#### Exercise requirements
Report the count of lines below that include "استاذ", without any other text.

#### Input for this task
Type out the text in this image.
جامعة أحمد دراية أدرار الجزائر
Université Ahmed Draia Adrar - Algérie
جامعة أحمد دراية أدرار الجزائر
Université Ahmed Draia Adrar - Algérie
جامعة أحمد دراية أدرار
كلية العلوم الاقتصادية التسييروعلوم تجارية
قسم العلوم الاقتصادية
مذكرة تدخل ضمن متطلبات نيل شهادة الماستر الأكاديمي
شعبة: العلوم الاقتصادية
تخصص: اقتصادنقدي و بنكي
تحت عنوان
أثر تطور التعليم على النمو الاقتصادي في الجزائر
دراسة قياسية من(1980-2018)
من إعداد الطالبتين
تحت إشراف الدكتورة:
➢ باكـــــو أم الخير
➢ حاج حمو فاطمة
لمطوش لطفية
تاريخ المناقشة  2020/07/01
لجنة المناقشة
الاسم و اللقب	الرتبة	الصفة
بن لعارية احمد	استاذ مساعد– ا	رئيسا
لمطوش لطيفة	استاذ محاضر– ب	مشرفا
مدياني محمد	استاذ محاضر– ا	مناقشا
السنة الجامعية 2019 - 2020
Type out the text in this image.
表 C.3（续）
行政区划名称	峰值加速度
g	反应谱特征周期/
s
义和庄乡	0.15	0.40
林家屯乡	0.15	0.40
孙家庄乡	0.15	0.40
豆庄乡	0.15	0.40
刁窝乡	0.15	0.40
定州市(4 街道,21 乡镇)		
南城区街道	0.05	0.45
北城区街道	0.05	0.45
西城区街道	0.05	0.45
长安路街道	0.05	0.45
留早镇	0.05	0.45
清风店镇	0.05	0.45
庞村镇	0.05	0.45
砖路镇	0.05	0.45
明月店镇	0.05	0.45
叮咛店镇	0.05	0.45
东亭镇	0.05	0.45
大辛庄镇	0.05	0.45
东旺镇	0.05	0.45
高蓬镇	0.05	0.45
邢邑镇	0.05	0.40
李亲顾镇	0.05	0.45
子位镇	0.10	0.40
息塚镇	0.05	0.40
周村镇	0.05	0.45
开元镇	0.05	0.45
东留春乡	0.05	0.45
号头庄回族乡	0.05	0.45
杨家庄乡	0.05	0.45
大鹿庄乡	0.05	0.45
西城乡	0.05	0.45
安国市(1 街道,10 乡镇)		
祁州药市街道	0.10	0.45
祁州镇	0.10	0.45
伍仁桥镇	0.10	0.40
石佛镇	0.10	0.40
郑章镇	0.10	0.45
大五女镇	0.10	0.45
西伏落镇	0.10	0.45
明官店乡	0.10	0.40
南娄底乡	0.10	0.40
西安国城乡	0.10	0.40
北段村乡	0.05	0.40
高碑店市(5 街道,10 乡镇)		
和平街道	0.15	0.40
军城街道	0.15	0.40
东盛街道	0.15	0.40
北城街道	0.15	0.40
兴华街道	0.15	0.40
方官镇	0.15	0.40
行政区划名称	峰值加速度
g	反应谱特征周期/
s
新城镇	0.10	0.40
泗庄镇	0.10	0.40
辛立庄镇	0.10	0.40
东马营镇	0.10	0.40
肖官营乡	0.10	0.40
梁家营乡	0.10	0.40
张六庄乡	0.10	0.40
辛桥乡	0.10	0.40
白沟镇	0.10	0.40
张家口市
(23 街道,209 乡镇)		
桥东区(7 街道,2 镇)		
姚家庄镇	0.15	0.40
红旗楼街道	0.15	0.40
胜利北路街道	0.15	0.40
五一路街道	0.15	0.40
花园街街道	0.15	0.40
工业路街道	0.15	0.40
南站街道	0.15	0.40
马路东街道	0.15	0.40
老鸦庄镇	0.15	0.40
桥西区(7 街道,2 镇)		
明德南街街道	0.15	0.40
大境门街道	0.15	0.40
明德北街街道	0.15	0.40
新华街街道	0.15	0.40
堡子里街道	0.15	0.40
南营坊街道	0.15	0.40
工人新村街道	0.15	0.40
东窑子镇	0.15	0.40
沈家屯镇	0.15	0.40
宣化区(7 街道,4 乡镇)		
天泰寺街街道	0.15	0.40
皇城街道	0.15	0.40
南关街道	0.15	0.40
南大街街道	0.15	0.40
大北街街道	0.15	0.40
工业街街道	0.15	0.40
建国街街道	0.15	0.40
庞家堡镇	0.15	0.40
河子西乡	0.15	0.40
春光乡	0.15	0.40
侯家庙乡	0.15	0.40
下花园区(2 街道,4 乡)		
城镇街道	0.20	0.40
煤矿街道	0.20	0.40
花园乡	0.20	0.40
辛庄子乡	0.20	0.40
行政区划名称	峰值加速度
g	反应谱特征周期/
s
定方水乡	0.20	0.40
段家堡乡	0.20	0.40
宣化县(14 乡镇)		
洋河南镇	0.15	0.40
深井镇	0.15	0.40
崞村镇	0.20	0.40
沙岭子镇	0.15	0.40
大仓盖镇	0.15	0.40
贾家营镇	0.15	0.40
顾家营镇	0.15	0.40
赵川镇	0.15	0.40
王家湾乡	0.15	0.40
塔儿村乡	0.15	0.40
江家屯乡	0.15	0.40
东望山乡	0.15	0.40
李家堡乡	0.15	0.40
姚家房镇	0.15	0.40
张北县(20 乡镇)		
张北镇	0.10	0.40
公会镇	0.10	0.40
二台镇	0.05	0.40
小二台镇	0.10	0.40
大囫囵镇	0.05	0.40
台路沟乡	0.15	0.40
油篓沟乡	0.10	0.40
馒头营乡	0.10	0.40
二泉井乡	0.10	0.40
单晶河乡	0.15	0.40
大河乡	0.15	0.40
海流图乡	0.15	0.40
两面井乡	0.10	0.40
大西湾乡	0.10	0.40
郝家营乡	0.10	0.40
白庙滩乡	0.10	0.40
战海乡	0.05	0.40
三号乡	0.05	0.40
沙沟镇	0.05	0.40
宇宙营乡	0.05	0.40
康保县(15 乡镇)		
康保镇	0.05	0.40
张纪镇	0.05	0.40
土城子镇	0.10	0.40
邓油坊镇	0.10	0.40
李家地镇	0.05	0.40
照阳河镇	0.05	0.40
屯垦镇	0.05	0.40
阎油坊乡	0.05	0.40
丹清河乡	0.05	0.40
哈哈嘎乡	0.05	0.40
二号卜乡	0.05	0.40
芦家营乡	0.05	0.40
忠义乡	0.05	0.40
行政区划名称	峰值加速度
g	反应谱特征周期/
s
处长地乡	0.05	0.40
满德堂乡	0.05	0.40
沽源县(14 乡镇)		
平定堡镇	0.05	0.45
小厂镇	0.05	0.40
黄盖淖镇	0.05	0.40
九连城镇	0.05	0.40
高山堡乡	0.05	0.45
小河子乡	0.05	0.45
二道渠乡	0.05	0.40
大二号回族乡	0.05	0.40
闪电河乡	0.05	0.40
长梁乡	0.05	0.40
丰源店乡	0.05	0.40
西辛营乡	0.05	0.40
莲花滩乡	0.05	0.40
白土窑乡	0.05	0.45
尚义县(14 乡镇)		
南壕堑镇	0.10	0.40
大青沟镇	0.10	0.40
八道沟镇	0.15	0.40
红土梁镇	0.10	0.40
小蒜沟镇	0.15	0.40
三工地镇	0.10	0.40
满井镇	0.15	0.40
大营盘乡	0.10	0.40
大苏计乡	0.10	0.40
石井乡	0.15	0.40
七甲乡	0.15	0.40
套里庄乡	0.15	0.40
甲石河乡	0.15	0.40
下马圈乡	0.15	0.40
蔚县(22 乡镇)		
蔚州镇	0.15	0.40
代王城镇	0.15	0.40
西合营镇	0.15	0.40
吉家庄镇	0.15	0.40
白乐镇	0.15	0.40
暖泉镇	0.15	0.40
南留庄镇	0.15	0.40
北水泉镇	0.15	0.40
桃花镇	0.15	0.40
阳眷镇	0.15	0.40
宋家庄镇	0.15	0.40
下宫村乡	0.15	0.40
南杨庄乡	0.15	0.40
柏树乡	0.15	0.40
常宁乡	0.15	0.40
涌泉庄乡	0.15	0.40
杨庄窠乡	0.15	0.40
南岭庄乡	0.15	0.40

#### Solution to the exercise
3